--- START Entries shown ---
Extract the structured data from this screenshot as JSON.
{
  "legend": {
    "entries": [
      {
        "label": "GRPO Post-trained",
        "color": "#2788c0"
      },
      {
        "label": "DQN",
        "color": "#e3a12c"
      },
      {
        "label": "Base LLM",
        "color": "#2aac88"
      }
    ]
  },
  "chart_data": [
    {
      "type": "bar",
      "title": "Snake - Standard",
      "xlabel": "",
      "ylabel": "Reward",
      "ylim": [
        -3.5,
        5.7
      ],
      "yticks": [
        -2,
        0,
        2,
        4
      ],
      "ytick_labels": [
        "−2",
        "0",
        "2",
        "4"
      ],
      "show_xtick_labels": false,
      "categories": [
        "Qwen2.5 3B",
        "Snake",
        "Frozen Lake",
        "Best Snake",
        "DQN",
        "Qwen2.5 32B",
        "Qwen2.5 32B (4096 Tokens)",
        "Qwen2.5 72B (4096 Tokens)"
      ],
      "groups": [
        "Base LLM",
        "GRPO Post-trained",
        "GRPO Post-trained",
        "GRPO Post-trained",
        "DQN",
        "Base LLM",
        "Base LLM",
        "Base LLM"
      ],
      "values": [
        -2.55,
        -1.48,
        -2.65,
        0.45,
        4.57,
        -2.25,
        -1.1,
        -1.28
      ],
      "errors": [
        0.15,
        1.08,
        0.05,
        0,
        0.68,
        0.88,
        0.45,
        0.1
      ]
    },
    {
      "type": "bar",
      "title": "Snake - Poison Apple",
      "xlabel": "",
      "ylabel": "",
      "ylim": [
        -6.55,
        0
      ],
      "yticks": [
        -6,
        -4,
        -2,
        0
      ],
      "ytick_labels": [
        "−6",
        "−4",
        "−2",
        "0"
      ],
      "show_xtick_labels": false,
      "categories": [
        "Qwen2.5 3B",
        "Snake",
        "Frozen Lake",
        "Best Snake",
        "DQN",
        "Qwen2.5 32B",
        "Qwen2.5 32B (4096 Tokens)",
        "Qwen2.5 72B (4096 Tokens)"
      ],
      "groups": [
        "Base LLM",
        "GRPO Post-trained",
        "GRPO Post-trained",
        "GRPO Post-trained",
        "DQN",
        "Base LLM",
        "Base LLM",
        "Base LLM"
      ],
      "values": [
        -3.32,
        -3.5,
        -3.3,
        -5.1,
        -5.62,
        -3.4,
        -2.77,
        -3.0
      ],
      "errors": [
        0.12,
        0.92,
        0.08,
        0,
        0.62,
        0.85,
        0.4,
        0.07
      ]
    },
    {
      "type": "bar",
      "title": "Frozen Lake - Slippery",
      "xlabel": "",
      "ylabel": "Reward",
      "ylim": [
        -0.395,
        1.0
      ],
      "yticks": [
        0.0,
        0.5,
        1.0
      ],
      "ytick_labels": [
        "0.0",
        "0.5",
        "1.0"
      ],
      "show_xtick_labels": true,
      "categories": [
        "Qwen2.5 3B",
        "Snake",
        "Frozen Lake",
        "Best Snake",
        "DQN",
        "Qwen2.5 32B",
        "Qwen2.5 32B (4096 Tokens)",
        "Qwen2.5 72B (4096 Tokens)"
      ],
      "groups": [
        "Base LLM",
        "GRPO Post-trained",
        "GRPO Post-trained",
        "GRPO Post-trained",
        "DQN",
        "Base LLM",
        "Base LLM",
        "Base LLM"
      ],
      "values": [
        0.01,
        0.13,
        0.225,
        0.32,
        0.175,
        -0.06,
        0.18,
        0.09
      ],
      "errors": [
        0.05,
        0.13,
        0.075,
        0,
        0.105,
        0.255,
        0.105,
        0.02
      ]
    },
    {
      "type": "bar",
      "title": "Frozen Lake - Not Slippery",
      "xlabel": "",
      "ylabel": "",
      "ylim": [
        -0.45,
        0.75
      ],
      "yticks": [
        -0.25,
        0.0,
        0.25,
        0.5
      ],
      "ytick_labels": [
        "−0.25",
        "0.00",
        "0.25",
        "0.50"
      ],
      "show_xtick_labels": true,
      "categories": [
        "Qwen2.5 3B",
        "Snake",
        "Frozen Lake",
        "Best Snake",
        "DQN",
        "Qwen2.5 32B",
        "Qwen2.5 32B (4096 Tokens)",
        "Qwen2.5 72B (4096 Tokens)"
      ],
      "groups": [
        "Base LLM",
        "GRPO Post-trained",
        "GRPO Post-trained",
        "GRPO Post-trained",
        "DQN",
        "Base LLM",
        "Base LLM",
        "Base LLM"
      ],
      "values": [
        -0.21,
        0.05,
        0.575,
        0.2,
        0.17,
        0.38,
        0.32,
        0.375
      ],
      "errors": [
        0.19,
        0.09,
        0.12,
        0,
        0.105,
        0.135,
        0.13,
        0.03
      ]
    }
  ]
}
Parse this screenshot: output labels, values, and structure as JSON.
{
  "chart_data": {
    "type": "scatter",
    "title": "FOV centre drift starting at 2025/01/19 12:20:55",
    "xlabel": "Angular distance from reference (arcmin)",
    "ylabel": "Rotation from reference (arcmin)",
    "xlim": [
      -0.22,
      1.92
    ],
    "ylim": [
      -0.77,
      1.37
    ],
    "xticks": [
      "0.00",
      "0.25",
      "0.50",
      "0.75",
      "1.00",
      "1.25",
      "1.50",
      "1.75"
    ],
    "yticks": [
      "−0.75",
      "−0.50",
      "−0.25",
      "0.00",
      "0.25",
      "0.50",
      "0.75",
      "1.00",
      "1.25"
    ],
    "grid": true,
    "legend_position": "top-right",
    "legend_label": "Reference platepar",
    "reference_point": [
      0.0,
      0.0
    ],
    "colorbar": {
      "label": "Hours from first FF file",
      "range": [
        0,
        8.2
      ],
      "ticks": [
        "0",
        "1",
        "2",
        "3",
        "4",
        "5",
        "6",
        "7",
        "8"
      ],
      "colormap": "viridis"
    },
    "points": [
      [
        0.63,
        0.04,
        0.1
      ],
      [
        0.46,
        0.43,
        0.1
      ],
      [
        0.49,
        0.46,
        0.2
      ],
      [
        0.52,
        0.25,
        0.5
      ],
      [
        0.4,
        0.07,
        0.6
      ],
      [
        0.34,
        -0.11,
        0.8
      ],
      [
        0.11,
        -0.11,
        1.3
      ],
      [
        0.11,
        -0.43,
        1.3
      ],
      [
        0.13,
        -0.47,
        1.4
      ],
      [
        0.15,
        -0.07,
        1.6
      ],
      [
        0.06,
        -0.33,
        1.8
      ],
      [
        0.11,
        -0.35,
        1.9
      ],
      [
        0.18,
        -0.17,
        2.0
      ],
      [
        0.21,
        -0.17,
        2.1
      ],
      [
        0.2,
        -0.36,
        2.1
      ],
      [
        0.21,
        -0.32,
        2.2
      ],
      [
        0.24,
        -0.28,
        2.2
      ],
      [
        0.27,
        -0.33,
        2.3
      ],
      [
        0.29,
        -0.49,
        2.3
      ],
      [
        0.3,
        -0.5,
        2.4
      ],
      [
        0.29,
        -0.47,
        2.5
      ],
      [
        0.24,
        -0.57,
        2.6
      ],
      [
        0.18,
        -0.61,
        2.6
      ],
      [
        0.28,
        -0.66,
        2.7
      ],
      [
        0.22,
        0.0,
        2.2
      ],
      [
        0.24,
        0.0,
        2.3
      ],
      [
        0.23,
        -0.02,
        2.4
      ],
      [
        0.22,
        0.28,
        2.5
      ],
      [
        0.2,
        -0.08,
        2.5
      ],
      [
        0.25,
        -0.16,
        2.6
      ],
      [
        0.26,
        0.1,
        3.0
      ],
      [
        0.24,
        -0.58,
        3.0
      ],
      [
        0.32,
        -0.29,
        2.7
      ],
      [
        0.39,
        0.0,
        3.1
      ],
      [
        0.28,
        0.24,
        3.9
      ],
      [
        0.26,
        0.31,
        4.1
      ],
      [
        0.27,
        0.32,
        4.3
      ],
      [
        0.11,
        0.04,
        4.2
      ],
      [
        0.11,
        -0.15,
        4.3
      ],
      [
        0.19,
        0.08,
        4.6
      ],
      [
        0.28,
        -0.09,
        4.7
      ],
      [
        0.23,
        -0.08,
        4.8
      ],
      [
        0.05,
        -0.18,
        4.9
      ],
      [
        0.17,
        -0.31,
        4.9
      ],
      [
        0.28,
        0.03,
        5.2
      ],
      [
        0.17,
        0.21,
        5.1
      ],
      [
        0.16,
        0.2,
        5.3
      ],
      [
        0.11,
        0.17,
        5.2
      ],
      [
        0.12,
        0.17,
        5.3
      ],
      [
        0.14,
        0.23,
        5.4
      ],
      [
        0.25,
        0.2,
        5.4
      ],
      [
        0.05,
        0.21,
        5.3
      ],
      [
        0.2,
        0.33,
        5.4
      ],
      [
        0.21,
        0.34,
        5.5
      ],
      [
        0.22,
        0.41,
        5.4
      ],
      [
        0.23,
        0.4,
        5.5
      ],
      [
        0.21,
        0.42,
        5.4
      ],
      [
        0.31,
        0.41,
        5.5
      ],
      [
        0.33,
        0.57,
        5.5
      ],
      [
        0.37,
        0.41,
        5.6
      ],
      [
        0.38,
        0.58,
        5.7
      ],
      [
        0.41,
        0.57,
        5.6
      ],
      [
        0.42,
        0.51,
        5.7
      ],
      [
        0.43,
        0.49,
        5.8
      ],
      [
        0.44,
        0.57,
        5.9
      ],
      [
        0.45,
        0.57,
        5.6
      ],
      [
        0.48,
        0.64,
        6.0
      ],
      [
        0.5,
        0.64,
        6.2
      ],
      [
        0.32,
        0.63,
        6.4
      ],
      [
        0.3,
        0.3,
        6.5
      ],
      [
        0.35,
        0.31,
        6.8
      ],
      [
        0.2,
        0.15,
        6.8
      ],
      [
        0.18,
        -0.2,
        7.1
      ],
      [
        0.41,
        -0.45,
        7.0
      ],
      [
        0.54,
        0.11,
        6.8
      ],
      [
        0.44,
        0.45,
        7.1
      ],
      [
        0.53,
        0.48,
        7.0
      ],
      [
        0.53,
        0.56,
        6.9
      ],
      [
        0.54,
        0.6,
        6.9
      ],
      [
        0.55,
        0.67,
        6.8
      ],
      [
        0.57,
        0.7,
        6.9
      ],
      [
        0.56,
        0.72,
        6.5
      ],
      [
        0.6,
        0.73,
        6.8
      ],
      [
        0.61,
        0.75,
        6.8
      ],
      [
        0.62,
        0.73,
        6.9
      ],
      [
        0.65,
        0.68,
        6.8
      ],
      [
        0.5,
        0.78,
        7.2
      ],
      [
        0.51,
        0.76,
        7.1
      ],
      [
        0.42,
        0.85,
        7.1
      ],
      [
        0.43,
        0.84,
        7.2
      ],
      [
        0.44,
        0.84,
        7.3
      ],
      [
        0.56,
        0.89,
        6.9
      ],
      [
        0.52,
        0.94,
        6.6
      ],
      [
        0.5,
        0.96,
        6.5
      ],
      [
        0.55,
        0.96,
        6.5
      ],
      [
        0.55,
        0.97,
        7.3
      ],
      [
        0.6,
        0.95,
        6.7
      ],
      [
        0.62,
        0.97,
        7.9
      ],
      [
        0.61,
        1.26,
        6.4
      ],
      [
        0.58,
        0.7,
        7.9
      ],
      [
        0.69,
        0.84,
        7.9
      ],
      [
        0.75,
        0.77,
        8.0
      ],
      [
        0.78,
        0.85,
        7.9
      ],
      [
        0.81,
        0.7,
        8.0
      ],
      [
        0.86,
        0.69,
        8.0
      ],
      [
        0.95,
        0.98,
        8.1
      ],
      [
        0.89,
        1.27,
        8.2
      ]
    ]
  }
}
--- END Entries shown ---
● Instruction
Using the listing above, gather each line that holds the string "JSON" and copy it.

● Full output
Extract the structured data from this screenshot as JSON.
Parse this screenshot: output labels, values, and structure as JSON.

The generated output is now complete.